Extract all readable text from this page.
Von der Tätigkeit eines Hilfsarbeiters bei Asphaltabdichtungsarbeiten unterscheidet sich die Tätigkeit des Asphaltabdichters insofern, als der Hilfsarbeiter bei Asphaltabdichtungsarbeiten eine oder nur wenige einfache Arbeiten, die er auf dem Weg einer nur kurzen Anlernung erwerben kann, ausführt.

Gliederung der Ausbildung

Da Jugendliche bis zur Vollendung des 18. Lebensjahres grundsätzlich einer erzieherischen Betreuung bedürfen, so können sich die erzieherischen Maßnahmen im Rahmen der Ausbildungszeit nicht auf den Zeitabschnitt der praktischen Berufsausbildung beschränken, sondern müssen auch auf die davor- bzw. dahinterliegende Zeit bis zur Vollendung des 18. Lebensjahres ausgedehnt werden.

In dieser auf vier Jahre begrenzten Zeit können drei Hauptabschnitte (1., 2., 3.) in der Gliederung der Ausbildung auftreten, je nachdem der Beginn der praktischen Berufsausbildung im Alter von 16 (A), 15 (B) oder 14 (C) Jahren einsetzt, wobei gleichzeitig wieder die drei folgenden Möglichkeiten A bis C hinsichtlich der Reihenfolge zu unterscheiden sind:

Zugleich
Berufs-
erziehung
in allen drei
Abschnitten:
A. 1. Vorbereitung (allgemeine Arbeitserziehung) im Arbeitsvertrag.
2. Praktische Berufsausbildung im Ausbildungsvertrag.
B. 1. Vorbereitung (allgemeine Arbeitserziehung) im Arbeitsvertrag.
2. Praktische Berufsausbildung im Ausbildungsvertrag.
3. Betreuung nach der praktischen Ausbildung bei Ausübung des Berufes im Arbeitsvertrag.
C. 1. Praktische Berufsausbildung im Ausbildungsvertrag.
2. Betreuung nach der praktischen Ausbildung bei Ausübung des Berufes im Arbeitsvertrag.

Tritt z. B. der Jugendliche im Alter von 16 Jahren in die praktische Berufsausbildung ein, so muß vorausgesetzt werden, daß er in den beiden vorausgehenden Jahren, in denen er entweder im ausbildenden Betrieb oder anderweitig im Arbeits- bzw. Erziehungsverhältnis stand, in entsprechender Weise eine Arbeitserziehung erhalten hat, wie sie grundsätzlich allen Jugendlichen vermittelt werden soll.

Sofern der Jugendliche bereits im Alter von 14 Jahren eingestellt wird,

○ ○ ○

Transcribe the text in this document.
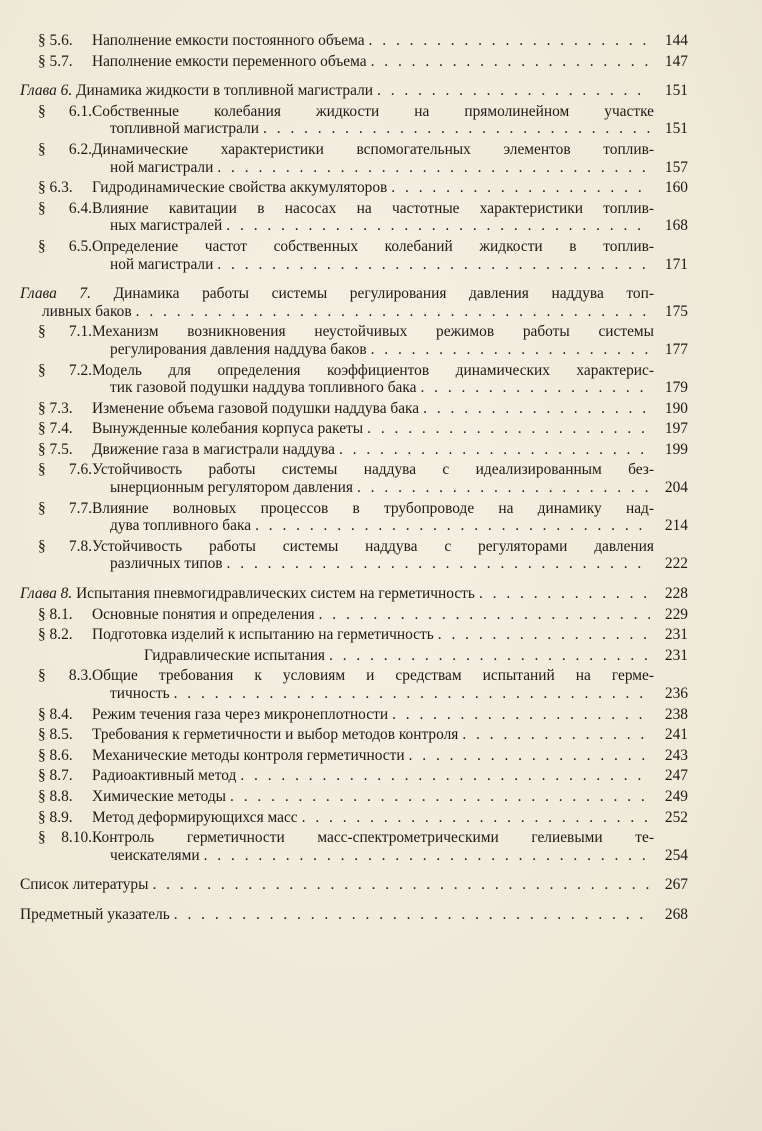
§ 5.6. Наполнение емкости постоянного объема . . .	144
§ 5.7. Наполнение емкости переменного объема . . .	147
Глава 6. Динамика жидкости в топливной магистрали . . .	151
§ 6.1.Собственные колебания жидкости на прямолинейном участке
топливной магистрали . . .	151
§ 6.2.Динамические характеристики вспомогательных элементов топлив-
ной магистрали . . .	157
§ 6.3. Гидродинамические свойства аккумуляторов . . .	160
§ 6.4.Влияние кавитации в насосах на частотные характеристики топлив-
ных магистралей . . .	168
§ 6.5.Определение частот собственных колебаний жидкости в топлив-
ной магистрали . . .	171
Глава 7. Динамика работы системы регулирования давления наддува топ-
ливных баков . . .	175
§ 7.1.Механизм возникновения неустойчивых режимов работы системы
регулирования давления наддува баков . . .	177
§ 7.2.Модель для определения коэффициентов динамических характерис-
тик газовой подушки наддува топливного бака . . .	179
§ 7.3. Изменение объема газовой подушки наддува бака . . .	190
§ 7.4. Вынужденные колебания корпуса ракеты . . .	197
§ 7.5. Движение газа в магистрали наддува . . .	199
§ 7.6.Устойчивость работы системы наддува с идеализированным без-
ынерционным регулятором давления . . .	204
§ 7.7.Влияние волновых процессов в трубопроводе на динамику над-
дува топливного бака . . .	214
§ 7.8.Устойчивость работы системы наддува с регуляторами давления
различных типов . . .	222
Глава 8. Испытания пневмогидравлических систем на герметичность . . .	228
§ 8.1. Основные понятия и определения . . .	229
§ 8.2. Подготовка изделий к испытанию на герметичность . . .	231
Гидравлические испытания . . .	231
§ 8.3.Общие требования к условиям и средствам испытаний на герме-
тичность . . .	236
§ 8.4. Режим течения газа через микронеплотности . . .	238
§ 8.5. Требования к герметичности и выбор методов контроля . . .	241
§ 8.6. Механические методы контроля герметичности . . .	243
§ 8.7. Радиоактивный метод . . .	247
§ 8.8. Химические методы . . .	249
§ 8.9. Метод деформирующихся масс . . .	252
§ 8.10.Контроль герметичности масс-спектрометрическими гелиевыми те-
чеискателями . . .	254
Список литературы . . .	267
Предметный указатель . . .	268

○ ○ ○

## WHAT IS ASKED
Look through the entries above. Extract each line with the word "text".

## THE OUTPUT
Extract all readable text from this page.
Transcribe the text in this document.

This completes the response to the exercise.